[Record set]
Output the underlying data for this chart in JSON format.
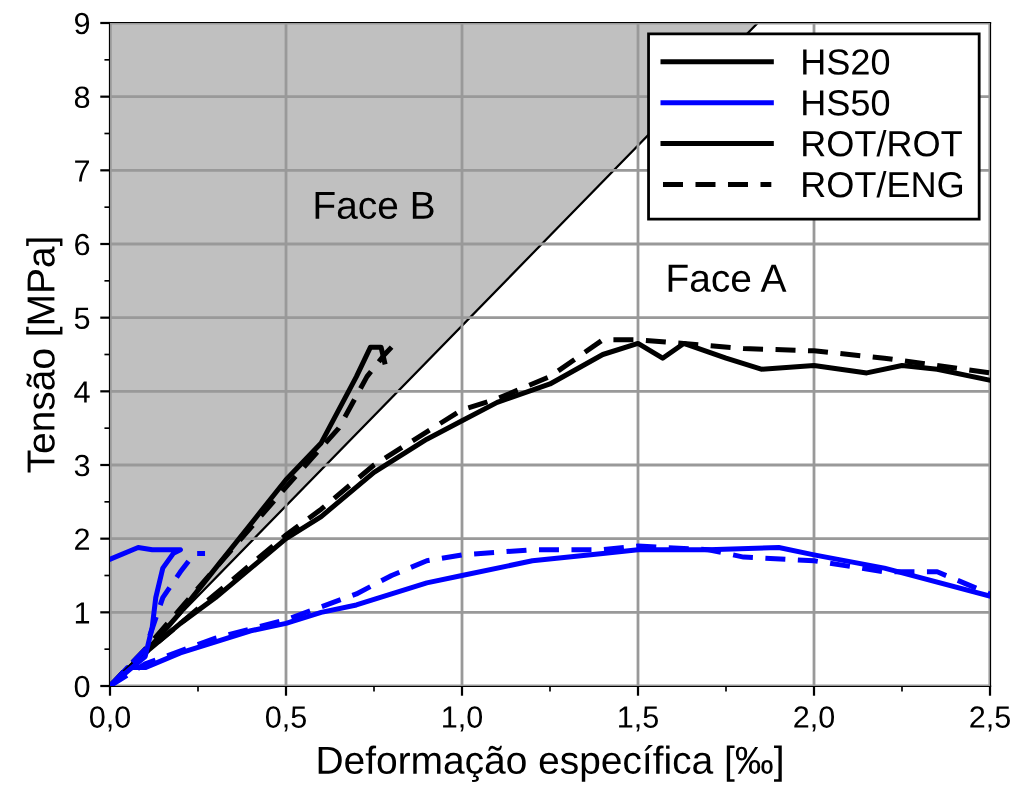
{
  "chart_data": {
    "type": "line",
    "xlabel": "Deformação específica [‰]",
    "ylabel": "Tensão [MPa]",
    "xlim": [
      0,
      2.5
    ],
    "xticks": [
      {
        "value": 0,
        "label": "0,0"
      },
      {
        "value": 0.5,
        "label": "0,5"
      },
      {
        "value": 1,
        "label": "1,0"
      },
      {
        "value": 1.5,
        "label": "1,5"
      },
      {
        "value": 2,
        "label": "2,0"
      },
      {
        "value": 2.5,
        "label": "2,5"
      }
    ],
    "ylim": [
      0,
      9
    ],
    "yticks": [
      0,
      1,
      2,
      3,
      4,
      5,
      6,
      7,
      8,
      9
    ],
    "grid": true,
    "legend": "top right",
    "annotations": [
      "Face B",
      "Face A"
    ],
    "series": [
      {
        "type": "area",
        "color": "#c0c0c0",
        "x": [
          0,
          1.84
        ],
        "values": [
          0,
          9
        ]
      },
      {
        "name": "HS20",
        "color": "#000000",
        "line_style": "solid",
        "x": [
          0,
          0.1,
          0.2,
          0.3,
          0.4,
          0.5,
          0.6,
          0.75,
          0.9,
          1.0,
          1.1,
          1.25,
          1.4,
          1.5,
          1.57,
          1.63,
          1.75,
          1.85,
          2.0,
          2.15,
          2.25,
          2.35,
          2.5
        ],
        "values": [
          0,
          0.45,
          0.85,
          1.2,
          1.6,
          2.0,
          2.3,
          2.9,
          3.35,
          3.6,
          3.85,
          4.1,
          4.5,
          4.65,
          4.45,
          4.65,
          4.45,
          4.3,
          4.35,
          4.25,
          4.35,
          4.3,
          4.15
        ]
      },
      {
        "name": "HS50",
        "color": "#0000ff",
        "line_style": "solid",
        "x": [
          0,
          0.05,
          0.1,
          0.2,
          0.3,
          0.4,
          0.5,
          0.6,
          0.7,
          0.8,
          0.9,
          1.0,
          1.2,
          1.4,
          1.5,
          1.7,
          1.9,
          2.0,
          2.2,
          2.5
        ],
        "values": [
          0,
          0.25,
          0.25,
          0.45,
          0.6,
          0.75,
          0.85,
          1.0,
          1.1,
          1.25,
          1.4,
          1.5,
          1.7,
          1.8,
          1.85,
          1.85,
          1.88,
          1.78,
          1.6,
          1.22
        ]
      },
      {
        "name": "ROT/ROT",
        "color": "#000000",
        "line_style": "solid",
        "x": [
          0,
          0.1,
          0.2,
          0.3,
          0.4,
          0.5,
          0.6,
          0.7,
          0.74,
          0.77,
          0.78
        ],
        "values": [
          0,
          0.45,
          1.0,
          1.6,
          2.2,
          2.8,
          3.3,
          4.2,
          4.6,
          4.6,
          4.4
        ]
      },
      {
        "name": "ROT/ENG",
        "color": "#000000",
        "line_style": "dashed",
        "x": [
          0,
          0.1,
          0.2,
          0.3,
          0.4,
          0.5,
          0.6,
          0.75,
          0.9,
          1.0,
          1.1,
          1.25,
          1.4,
          1.5,
          1.63,
          1.8,
          2.0,
          2.2,
          2.5
        ],
        "values": [
          0,
          0.45,
          0.85,
          1.25,
          1.65,
          2.05,
          2.4,
          3.0,
          3.45,
          3.75,
          3.9,
          4.2,
          4.7,
          4.7,
          4.65,
          4.58,
          4.55,
          4.45,
          4.25
        ]
      },
      {
        "color": "#000000",
        "line_style": "dashed",
        "x": [
          0,
          0.1,
          0.2,
          0.3,
          0.4,
          0.5,
          0.65,
          0.73,
          0.78,
          0.8
        ],
        "values": [
          0,
          0.5,
          1.05,
          1.6,
          2.15,
          2.7,
          3.5,
          4.2,
          4.5,
          4.6
        ]
      },
      {
        "color": "#0000ff",
        "line_style": "dashed",
        "x": [
          0,
          0.1,
          0.3,
          0.5,
          0.7,
          0.8,
          0.9,
          1.0,
          1.2,
          1.4,
          1.5,
          1.7,
          1.8,
          2.0,
          2.2,
          2.35,
          2.5
        ],
        "values": [
          0,
          0.3,
          0.65,
          0.9,
          1.25,
          1.5,
          1.7,
          1.78,
          1.85,
          1.85,
          1.9,
          1.85,
          1.75,
          1.7,
          1.55,
          1.55,
          1.25
        ]
      },
      {
        "color": "#0000ff",
        "line_style": "solid",
        "x": [
          0,
          0.1,
          0.12,
          0.13,
          0.15,
          0.18,
          0.2,
          0.12,
          0.08,
          0
        ],
        "values": [
          0,
          0.4,
          0.8,
          1.2,
          1.6,
          1.8,
          1.85,
          1.85,
          1.88,
          1.72
        ]
      },
      {
        "color": "#0000ff",
        "line_style": "dashed",
        "x": [
          0,
          0.1,
          0.15,
          0.2,
          0.24,
          0.27
        ],
        "values": [
          0,
          0.5,
          1.2,
          1.55,
          1.8,
          1.8
        ]
      }
    ]
  }
}
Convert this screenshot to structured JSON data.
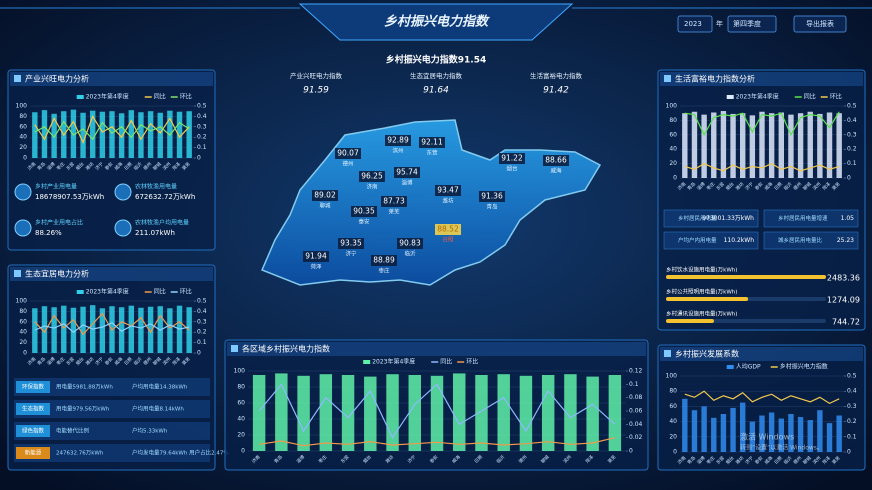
{
  "header": {
    "title": "乡村振兴电力指数",
    "year": "2023",
    "year_unit": "年",
    "quarter": "第四季度",
    "export": "导出报表"
  },
  "index": {
    "title": "乡村振兴电力指数91.54",
    "items": [
      {
        "label": "产业兴旺电力指数",
        "value": "91.59"
      },
      {
        "label": "生态宜居电力指数",
        "value": "91.64"
      },
      {
        "label": "生活富裕电力指数",
        "value": "91.42"
      }
    ]
  },
  "cities": [
    "济南",
    "青岛",
    "淄博",
    "枣庄",
    "东营",
    "烟台",
    "潍坊",
    "济宁",
    "泰安",
    "威海",
    "日照",
    "临沂",
    "德州",
    "聊城",
    "滨州",
    "菏泽",
    "莱芜"
  ],
  "map": {
    "highlight": 11,
    "labels": [
      {
        "value": 90.07,
        "name": "德州"
      },
      {
        "value": 92.89,
        "name": "滨州"
      },
      {
        "value": 92.11,
        "name": "东营"
      },
      {
        "value": 96.25,
        "name": "济南"
      },
      {
        "value": 95.74,
        "name": "淄博"
      },
      {
        "value": 89.02,
        "name": "聊城"
      },
      {
        "value": 87.73,
        "name": "莱芜"
      },
      {
        "value": 90.35,
        "name": "泰安"
      },
      {
        "value": 93.47,
        "name": "潍坊"
      },
      {
        "value": 91.36,
        "name": "青岛"
      },
      {
        "value": 91.22,
        "name": "烟台"
      },
      {
        "value": 88.52,
        "name": "日照"
      },
      {
        "value": 88.66,
        "name": "威海"
      },
      {
        "value": 93.35,
        "name": "济宁"
      },
      {
        "value": 90.83,
        "name": "临沂"
      },
      {
        "value": 91.94,
        "name": "菏泽"
      },
      {
        "value": 88.89,
        "name": "枣庄"
      }
    ]
  },
  "panels": {
    "industry": {
      "title": "产业兴旺电力分析",
      "chart": {
        "ylim": [
          0,
          100
        ],
        "yticks": [
          0,
          20,
          40,
          60,
          80,
          100
        ],
        "y2lim": [
          0,
          0.5
        ],
        "y2ticks": [
          0,
          0.1,
          0.2,
          0.3,
          0.4,
          0.5
        ],
        "series": [
          {
            "name": "2023年第4季度",
            "type": "bar",
            "color": "#2fd0e8",
            "values": [
              88,
              92,
              85,
              90,
              93,
              87,
              91,
              89,
              90,
              86,
              92,
              88,
              90,
              87,
              91,
              89,
              90
            ]
          },
          {
            "name": "同比",
            "type": "line",
            "axis": "y2",
            "color": "#f2c94c",
            "values": [
              0.32,
              0.18,
              0.38,
              0.22,
              0.35,
              0.15,
              0.4,
              0.25,
              0.3,
              0.2,
              0.36,
              0.18,
              0.33,
              0.24,
              0.38,
              0.2,
              0.3
            ]
          },
          {
            "name": "环比",
            "type": "line",
            "axis": "y2",
            "color": "#7ee36b",
            "values": [
              0.25,
              0.3,
              0.2,
              0.35,
              0.22,
              0.28,
              0.18,
              0.34,
              0.24,
              0.3,
              0.2,
              0.32,
              0.26,
              0.3,
              0.22,
              0.34,
              0.28
            ]
          }
        ]
      },
      "stats": [
        {
          "label": "乡村产业用电量",
          "value": "18678907.53万kWh"
        },
        {
          "label": "农林牧渔用电量",
          "value": "672632.72万kWh"
        },
        {
          "label": "乡村产业用电占比",
          "value": "88.26%"
        },
        {
          "label": "农林牧渔户均用电量",
          "value": "211.07kWh"
        }
      ]
    },
    "eco": {
      "title": "生态宜居电力分析",
      "chart": {
        "ylim": [
          0,
          100
        ],
        "yticks": [
          0,
          20,
          40,
          60,
          80,
          100
        ],
        "y2lim": [
          0,
          0.5
        ],
        "y2ticks": [
          0,
          0.1,
          0.2,
          0.3,
          0.4,
          0.5
        ],
        "series": [
          {
            "name": "2023年第4季度",
            "type": "bar",
            "color": "#2fd0e8",
            "values": [
              86,
              90,
              88,
              91,
              87,
              89,
              92,
              86,
              90,
              88,
              91,
              87,
              89,
              90,
              86,
              91,
              88
            ]
          },
          {
            "name": "同比",
            "type": "line",
            "axis": "y2",
            "color": "#f2994a",
            "values": [
              0.3,
              0.2,
              0.36,
              0.24,
              0.32,
              0.18,
              0.28,
              0.38,
              0.22,
              0.3,
              0.26,
              0.34,
              0.2,
              0.36,
              0.24,
              0.3,
              0.22
            ]
          },
          {
            "name": "环比",
            "type": "line",
            "axis": "y2",
            "color": "#8fd3ff",
            "values": [
              0.22,
              0.26,
              0.24,
              0.28,
              0.2,
              0.27,
              0.23,
              0.25,
              0.29,
              0.21,
              0.26,
              0.24,
              0.28,
              0.22,
              0.27,
              0.23,
              0.25
            ]
          }
        ]
      },
      "rows": [
        [
          "环保指数",
          "用电量5981.88万kWh",
          "户均用电量14.38kWh"
        ],
        [
          "生态指数",
          "用电量979.56万kWh",
          "户均用电量8.14kWh"
        ],
        [
          "绿色指数",
          "电能替代比例",
          "户均5.33kWh"
        ],
        [
          "新能源",
          "247632.76万kWh",
          "户均发电量79.64kWh 用户占比2.47%"
        ]
      ]
    },
    "life": {
      "title": "生活富裕电力指数分析",
      "chart": {
        "ylim": [
          0,
          100
        ],
        "yticks": [
          0,
          20,
          40,
          60,
          80,
          100
        ],
        "y2lim": [
          0,
          0.5
        ],
        "y2ticks": [
          0,
          0.1,
          0.2,
          0.3,
          0.4,
          0.5
        ],
        "series": [
          {
            "name": "2023年第4季度",
            "type": "bar",
            "color": "#dfeaff",
            "values": [
              90,
              92,
              88,
              91,
              93,
              89,
              90,
              87,
              92,
              90,
              91,
              88,
              90,
              92,
              89,
              91,
              90
            ]
          },
          {
            "name": "同比",
            "type": "line",
            "axis": "y2",
            "color": "#5be34a",
            "values": [
              0.45,
              0.44,
              0.3,
              0.42,
              0.44,
              0.43,
              0.45,
              0.32,
              0.44,
              0.43,
              0.45,
              0.3,
              0.42,
              0.44,
              0.43,
              0.35,
              0.46
            ]
          },
          {
            "name": "环比",
            "type": "line",
            "axis": "y2",
            "color": "#f2c94c",
            "values": [
              0.08,
              0.06,
              0.1,
              0.07,
              0.05,
              0.09,
              0.06,
              0.08,
              0.07,
              0.1,
              0.06,
              0.08,
              0.05,
              0.07,
              0.09,
              0.06,
              0.08
            ]
          }
        ]
      },
      "stats": [
        {
          "label": "乡村居民用电量",
          "value": "973001.33万kWh"
        },
        {
          "label": "乡村居民用电量增速",
          "value": "1.05"
        },
        {
          "label": "户均户内用电量",
          "value": "110.2kWh"
        },
        {
          "label": "城乡居民用电量比",
          "value": "25.23"
        }
      ],
      "progress": [
        {
          "label": "乡村饮水设施用电量(万kWh)",
          "value": 2483.36
        },
        {
          "label": "乡村公共照明用电量(万kWh)",
          "value": 1274.09
        },
        {
          "label": "乡村通讯设施用电量(万kWh)",
          "value": 744.72
        }
      ]
    },
    "region": {
      "title": "各区域乡村振兴电力指数",
      "chart": {
        "ylim": [
          0,
          100
        ],
        "yticks": [
          0,
          20,
          40,
          60,
          80,
          100
        ],
        "y2lim": [
          0,
          0.12
        ],
        "y2ticks": [
          0,
          0.02,
          0.04,
          0.06,
          0.08,
          0.1,
          0.12
        ],
        "series": [
          {
            "name": "2023年第4季度",
            "type": "bar",
            "color": "#5ff0a8",
            "values": [
              95,
              97,
              94,
              96,
              95,
              93,
              96,
              95,
              94,
              97,
              95,
              96,
              94,
              95,
              96,
              93,
              95
            ]
          },
          {
            "name": "同比",
            "type": "line",
            "axis": "y2",
            "color": "#8fb8ff",
            "values": [
              0.06,
              0.1,
              0.03,
              0.08,
              0.05,
              0.09,
              0.02,
              0.07,
              0.1,
              0.04,
              0.06,
              0.08,
              0.03,
              0.09,
              0.05,
              0.07,
              0.04
            ]
          },
          {
            "name": "环比",
            "type": "line",
            "axis": "y2",
            "color": "#f2994a",
            "values": [
              0.01,
              0.015,
              0.008,
              0.012,
              0.01,
              0.014,
              0.009,
              0.011,
              0.013,
              0.01,
              0.012,
              0.009,
              0.011,
              0.014,
              0.01,
              0.012,
              0.02
            ]
          }
        ]
      }
    },
    "develop": {
      "title": "乡村振兴发展系数",
      "chart": {
        "ylim": [
          0,
          100
        ],
        "yticks": [
          0,
          20,
          40,
          60,
          80,
          100
        ],
        "y2lim": [
          0,
          0.5
        ],
        "y2ticks": [
          0,
          0.1,
          0.2,
          0.3,
          0.4,
          0.5
        ],
        "series": [
          {
            "name": "人均GDP",
            "type": "bar",
            "color": "#2f8cf0",
            "values": [
              70,
              55,
              60,
              45,
              50,
              58,
              65,
              40,
              48,
              52,
              44,
              50,
              46,
              42,
              55,
              38,
              48
            ]
          },
          {
            "name": "乡村振兴电力指数",
            "type": "line",
            "axis": "y2",
            "color": "#f2c94c",
            "values": [
              0.38,
              0.36,
              0.4,
              0.34,
              0.37,
              0.35,
              0.39,
              0.33,
              0.36,
              0.38,
              0.34,
              0.37,
              0.35,
              0.33,
              0.36,
              0.32,
              0.35
            ]
          }
        ]
      }
    }
  },
  "watermark": [
    "激活 Windows",
    "转到“设置”以激活 Windows。"
  ]
}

[Short task] Copy out every line where the word "JSON" occurs.

[Solution to this task]
Output the underlying data for this chart in JSON format.
Convert this screenshot to structured JSON data.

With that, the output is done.